* **DATA SHOWN**:

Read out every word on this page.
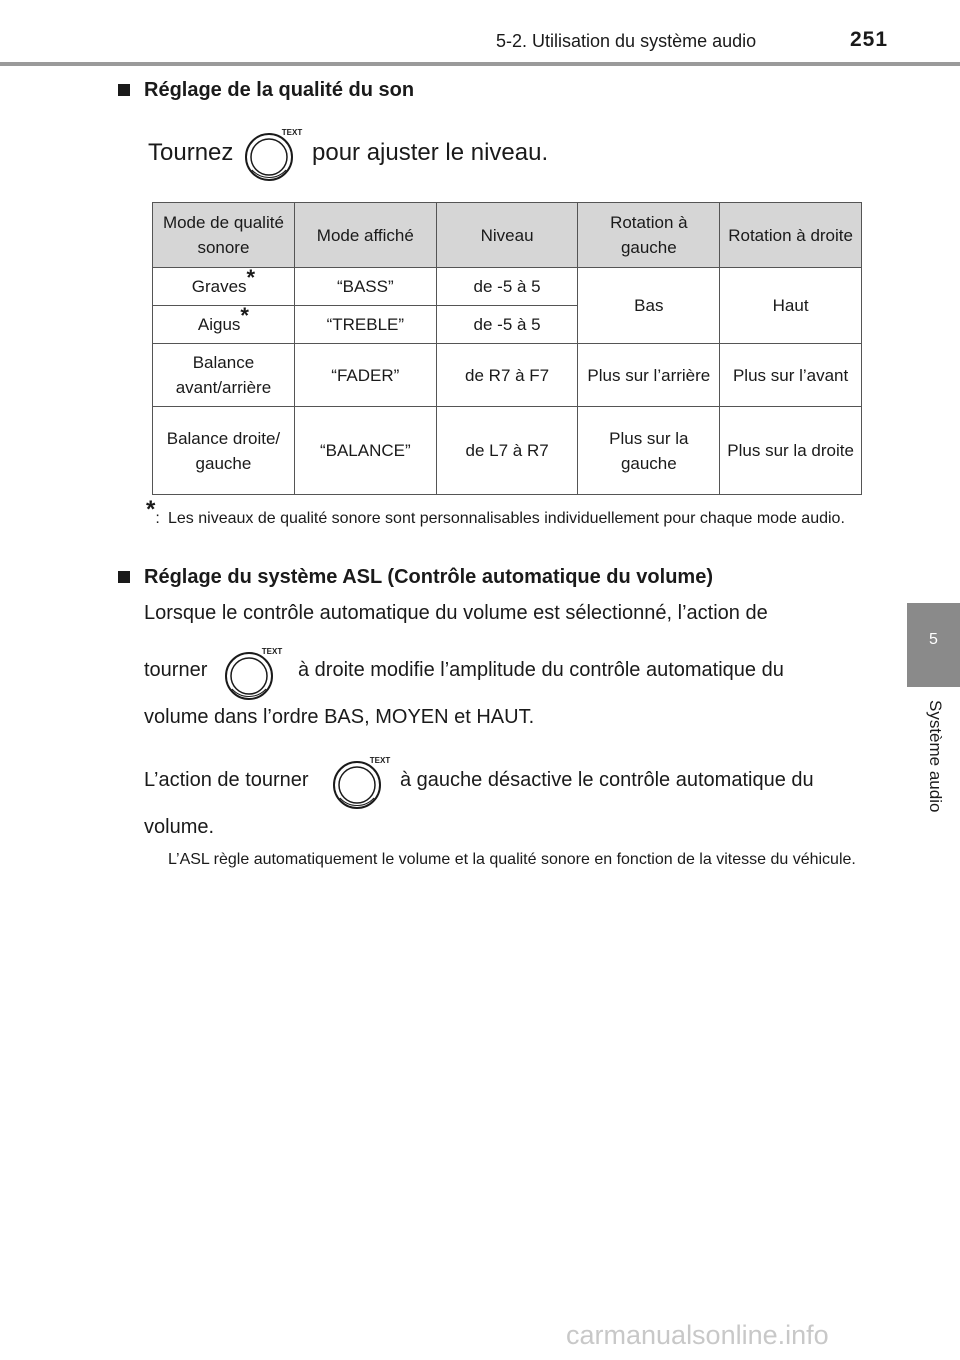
5-2. Utilisation du système audio	251
5
Système audio
Réglage de la qualité du son
Tournez	pour ajuster le niveau.
TEXT
Mode de qualité sonore	Mode affiché	Niveau	Rotation à gauche	Rotation à droite
Graves*	“BASS”	de -5 à 5	Bas	Haut
Aigus*	“TREBLE”	de -5 à 5		
Balance avant/arrière	“FADER”	de R7 à F7	Plus sur l’arrière	Plus sur l’avant
Balance droite/ gauche	“BALANCE”	de L7 à R7	Plus sur la gauche	Plus sur la droite
*: Les niveaux de qualité sonore sont personnalisables individuellement pour chaque mode audio.
Réglage du système ASL (Contrôle automatique du volume)
Lorsque le contrôle automatique du volume est sélectionné, l’action de
tourner	à droite modifie l’amplitude du contrôle automatique du
TEXT
volume dans l’ordre BAS, MOYEN et HAUT.
L’action de tourner	à gauche désactive le contrôle automatique du
TEXT
volume.
L’ASL règle automatiquement le volume et la qualité sonore en fonction de la vitesse du véhicule.
carmanualsonline.info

* **THE REQUEST**:
Omit every picture while copying the listing above exactly.

* **OUTPUT FOR THIS TASK**:
Read out every word on this page.
5-2. Utilisation du système audio	251
5
Système audio
Réglage de la qualité du son
Tournez	pour ajuster le niveau.
TEXT
Mode de qualité sonore	Mode affiché	Niveau	Rotation à gauche	Rotation à droite
Graves*	“BASS”	de -5 à 5	Bas	Haut
Aigus*	“TREBLE”	de -5 à 5		
Balance avant/arrière	“FADER”	de R7 à F7	Plus sur l’arrière	Plus sur l’avant
Balance droite/ gauche	“BALANCE”	de L7 à R7	Plus sur la gauche	Plus sur la droite
*: Les niveaux de qualité sonore sont personnalisables individuellement pour chaque mode audio.
Réglage du système ASL (Contrôle automatique du volume)
Lorsque le contrôle automatique du volume est sélectionné, l’action de
tourner	à droite modifie l’amplitude du contrôle automatique du
TEXT
volume dans l’ordre BAS, MOYEN et HAUT.
L’action de tourner	à gauche désactive le contrôle automatique du
TEXT
volume.
L’ASL règle automatiquement le volume et la qualité sonore en fonction de la vitesse du véhicule.
carmanualsonline.info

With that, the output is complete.